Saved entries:
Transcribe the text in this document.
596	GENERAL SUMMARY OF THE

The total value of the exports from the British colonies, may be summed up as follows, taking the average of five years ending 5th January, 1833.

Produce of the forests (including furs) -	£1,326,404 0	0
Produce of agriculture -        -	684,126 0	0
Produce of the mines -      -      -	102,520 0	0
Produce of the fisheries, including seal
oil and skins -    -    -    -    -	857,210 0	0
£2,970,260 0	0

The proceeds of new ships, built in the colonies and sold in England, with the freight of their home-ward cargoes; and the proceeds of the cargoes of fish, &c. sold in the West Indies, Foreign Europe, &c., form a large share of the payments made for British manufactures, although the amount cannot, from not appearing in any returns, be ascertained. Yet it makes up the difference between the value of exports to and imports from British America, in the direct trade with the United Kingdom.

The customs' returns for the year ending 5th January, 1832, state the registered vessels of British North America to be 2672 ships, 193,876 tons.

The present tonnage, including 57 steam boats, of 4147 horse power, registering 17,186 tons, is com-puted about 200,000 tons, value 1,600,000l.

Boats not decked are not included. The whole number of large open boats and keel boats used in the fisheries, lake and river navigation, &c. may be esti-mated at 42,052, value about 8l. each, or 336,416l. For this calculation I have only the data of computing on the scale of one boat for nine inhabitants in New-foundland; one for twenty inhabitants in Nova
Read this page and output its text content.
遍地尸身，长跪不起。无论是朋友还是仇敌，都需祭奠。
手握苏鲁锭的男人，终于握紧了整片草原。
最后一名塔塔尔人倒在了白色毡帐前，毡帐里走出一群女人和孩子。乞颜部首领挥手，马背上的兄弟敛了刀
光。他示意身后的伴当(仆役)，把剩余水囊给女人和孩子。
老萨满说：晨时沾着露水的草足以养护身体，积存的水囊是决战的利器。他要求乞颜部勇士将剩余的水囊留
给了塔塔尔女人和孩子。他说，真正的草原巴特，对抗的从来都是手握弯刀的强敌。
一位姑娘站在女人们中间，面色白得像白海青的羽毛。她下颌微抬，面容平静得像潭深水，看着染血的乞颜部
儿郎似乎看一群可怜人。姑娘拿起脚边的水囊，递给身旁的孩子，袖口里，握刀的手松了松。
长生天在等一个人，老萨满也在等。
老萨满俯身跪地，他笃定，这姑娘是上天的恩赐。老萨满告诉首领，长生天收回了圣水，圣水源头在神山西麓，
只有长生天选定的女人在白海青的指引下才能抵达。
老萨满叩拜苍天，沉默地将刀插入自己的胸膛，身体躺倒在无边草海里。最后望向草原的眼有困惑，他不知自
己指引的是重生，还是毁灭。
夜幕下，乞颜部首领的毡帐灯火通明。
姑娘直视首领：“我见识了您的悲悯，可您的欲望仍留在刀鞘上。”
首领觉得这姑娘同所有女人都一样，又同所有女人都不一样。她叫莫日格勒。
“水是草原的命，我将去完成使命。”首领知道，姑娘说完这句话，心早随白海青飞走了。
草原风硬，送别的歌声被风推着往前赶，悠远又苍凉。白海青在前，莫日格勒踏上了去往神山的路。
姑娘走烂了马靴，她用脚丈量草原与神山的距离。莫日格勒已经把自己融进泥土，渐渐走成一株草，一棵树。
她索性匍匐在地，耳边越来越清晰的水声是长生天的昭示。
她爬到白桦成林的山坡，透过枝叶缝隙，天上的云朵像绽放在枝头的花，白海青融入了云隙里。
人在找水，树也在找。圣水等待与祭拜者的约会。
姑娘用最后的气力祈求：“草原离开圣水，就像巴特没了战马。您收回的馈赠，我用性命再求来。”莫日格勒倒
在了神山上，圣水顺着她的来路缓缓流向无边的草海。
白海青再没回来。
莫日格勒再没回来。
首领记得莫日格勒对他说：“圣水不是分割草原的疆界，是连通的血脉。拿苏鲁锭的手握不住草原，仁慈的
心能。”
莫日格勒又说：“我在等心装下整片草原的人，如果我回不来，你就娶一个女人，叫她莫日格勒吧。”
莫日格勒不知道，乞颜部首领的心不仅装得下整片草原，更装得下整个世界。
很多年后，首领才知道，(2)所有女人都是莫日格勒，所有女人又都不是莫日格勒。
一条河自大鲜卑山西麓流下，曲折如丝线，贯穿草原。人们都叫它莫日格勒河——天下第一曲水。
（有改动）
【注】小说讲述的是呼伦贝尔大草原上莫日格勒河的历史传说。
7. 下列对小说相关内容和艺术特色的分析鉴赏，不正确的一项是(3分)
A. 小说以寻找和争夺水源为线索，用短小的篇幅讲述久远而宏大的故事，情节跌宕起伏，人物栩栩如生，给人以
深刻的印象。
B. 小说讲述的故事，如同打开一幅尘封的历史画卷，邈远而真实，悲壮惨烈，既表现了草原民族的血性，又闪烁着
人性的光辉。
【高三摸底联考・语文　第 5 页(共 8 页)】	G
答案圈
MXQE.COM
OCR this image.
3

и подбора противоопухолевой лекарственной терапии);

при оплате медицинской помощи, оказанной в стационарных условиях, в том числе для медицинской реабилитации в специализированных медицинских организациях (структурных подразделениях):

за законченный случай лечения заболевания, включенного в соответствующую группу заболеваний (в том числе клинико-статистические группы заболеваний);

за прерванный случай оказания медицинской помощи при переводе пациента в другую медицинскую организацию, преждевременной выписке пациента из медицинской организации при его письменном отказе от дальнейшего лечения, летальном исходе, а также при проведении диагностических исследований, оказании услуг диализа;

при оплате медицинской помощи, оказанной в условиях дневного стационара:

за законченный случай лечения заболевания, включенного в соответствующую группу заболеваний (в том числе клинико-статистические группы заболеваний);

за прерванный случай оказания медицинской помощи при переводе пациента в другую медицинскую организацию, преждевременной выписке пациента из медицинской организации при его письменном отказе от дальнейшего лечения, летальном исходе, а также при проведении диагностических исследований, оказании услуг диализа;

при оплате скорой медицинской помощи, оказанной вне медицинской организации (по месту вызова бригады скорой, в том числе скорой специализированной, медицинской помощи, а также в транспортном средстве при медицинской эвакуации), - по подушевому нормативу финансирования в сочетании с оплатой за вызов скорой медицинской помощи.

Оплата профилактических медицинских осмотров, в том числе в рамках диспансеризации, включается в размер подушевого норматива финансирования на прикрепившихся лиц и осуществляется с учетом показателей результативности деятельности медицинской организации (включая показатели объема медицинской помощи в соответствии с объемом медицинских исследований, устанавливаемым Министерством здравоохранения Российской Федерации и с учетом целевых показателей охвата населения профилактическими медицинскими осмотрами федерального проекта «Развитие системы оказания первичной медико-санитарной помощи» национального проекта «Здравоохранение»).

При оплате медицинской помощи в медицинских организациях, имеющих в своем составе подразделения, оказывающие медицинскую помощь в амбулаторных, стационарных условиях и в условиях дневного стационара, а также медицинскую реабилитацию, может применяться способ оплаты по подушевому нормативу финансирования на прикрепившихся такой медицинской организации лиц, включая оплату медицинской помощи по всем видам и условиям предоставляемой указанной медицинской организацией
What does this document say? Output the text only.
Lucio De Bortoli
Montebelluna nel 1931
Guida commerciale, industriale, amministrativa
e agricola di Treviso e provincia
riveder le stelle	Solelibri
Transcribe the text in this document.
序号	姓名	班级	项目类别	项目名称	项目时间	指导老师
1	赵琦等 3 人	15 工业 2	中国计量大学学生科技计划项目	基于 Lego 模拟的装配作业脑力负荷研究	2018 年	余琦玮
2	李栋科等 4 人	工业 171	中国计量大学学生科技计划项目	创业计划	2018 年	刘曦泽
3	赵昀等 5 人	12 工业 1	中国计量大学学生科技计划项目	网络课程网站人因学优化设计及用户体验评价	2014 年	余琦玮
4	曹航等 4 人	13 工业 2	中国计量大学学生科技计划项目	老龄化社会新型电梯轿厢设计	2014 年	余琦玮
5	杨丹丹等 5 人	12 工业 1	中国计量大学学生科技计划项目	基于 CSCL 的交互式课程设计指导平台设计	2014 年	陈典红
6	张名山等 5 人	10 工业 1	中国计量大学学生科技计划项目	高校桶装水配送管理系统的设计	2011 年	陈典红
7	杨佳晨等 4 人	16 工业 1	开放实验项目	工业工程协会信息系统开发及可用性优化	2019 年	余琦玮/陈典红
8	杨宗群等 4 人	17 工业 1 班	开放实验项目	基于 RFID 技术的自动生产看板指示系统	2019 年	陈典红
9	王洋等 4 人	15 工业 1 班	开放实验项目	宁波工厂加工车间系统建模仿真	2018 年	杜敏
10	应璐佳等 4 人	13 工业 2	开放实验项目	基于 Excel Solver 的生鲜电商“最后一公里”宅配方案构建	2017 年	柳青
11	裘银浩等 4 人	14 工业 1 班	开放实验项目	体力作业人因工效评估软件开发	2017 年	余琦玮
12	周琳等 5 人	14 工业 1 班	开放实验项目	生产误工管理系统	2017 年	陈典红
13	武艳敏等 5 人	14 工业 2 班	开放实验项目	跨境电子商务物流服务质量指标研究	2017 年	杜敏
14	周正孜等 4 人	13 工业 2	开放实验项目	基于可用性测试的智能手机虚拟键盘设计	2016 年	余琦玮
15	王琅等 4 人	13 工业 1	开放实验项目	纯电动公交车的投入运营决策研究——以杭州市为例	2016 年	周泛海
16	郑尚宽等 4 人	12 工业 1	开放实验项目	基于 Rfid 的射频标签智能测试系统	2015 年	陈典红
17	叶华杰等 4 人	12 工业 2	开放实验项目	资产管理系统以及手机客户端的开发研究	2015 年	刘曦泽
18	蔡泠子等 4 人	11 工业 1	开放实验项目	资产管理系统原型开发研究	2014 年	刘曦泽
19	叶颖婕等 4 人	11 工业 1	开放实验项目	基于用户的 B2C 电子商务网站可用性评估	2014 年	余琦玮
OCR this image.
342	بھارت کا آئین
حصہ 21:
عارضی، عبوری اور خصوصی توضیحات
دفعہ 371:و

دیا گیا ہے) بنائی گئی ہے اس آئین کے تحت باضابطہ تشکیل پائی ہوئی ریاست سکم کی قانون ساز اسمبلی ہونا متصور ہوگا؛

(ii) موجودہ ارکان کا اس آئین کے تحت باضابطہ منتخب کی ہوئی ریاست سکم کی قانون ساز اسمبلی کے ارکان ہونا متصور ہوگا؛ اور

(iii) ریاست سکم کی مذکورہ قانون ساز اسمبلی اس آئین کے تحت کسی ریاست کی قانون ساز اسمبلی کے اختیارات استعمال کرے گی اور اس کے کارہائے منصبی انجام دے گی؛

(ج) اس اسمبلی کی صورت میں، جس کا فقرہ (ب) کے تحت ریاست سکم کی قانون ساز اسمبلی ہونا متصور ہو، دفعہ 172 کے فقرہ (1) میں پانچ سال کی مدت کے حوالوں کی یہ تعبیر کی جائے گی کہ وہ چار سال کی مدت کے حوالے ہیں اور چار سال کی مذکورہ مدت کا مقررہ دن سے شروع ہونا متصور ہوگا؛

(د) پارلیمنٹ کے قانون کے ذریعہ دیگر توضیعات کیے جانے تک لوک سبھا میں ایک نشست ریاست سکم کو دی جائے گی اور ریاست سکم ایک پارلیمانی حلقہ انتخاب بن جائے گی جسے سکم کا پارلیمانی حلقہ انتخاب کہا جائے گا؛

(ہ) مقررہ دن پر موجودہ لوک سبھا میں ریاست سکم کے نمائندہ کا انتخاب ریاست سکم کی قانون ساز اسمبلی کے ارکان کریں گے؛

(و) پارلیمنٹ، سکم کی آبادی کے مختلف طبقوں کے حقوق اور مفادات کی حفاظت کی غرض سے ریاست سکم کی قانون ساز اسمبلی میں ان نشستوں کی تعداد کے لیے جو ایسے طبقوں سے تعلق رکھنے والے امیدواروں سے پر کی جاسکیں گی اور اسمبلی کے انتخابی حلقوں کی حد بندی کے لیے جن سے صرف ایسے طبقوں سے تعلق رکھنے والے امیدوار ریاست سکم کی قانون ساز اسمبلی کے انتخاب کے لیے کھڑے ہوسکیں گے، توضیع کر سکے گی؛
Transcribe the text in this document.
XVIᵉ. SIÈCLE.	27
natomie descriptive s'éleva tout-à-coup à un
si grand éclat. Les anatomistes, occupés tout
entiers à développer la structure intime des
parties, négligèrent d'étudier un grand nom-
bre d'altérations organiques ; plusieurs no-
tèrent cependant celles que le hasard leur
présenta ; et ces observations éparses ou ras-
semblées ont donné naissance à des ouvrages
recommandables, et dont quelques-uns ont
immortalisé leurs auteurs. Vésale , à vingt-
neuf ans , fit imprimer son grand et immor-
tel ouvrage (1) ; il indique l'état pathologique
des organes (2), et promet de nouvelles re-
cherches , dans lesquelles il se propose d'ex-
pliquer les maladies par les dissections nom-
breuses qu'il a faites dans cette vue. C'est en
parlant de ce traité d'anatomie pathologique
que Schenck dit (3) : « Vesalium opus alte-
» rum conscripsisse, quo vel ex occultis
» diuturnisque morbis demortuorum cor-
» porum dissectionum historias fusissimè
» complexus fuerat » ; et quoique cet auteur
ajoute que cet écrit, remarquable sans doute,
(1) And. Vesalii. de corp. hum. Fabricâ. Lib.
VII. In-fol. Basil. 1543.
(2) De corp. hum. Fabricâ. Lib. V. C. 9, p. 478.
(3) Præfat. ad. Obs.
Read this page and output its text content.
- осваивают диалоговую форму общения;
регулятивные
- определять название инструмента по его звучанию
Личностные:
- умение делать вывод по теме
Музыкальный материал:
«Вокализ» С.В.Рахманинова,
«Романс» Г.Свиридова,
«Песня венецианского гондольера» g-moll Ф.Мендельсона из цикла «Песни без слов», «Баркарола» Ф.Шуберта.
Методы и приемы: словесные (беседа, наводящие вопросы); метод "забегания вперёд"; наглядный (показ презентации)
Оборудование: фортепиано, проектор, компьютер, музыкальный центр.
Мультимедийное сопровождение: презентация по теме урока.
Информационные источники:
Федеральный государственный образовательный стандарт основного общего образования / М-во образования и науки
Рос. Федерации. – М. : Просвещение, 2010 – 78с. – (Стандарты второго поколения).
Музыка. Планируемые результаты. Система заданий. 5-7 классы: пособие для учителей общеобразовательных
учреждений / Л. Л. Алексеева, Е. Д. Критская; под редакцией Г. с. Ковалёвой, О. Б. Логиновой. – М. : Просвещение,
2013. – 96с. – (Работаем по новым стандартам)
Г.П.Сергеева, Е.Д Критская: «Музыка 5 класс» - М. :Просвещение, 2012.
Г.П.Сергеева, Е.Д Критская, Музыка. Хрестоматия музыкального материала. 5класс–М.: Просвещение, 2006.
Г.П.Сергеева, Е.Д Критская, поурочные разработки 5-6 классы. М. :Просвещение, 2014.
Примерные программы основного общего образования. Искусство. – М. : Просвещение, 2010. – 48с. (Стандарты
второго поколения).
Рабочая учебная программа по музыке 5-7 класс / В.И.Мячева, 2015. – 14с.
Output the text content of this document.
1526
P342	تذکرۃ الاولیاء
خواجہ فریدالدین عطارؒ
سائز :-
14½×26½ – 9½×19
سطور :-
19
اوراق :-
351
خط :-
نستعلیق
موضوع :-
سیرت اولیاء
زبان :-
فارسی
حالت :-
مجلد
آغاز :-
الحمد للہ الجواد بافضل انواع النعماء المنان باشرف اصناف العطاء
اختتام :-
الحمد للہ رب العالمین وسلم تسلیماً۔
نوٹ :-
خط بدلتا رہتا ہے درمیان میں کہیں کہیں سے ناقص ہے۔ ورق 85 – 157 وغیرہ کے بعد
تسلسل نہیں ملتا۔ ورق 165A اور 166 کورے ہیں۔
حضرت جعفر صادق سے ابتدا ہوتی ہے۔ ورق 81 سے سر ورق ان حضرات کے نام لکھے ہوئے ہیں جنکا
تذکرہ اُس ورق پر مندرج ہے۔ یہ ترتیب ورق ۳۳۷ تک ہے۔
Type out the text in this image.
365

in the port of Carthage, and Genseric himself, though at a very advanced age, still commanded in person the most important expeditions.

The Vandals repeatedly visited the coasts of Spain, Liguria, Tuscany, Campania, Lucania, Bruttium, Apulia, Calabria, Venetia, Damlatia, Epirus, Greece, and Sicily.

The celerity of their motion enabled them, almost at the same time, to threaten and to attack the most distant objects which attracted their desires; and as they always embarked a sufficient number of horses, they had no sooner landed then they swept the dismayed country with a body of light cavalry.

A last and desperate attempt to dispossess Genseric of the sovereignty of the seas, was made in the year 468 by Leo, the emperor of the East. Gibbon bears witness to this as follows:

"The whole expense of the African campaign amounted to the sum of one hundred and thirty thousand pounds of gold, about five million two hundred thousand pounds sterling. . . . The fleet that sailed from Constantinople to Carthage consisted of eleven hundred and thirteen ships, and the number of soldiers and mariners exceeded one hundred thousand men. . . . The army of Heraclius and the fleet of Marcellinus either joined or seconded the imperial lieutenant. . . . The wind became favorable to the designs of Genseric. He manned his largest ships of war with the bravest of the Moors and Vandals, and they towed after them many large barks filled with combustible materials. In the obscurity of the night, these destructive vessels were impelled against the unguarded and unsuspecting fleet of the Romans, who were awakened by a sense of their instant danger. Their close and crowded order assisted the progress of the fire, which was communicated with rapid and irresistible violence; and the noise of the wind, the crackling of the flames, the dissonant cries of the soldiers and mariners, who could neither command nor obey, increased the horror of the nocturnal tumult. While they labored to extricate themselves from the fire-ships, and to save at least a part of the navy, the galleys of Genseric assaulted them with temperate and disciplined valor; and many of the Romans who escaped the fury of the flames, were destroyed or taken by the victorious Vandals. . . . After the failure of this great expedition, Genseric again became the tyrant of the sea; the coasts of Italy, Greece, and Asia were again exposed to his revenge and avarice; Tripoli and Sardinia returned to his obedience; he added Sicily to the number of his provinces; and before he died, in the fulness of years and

- **Problem requirements**: Using the records above, say how many lines include the string "организациях". Only the number is wanted.

- **Solution below**: 2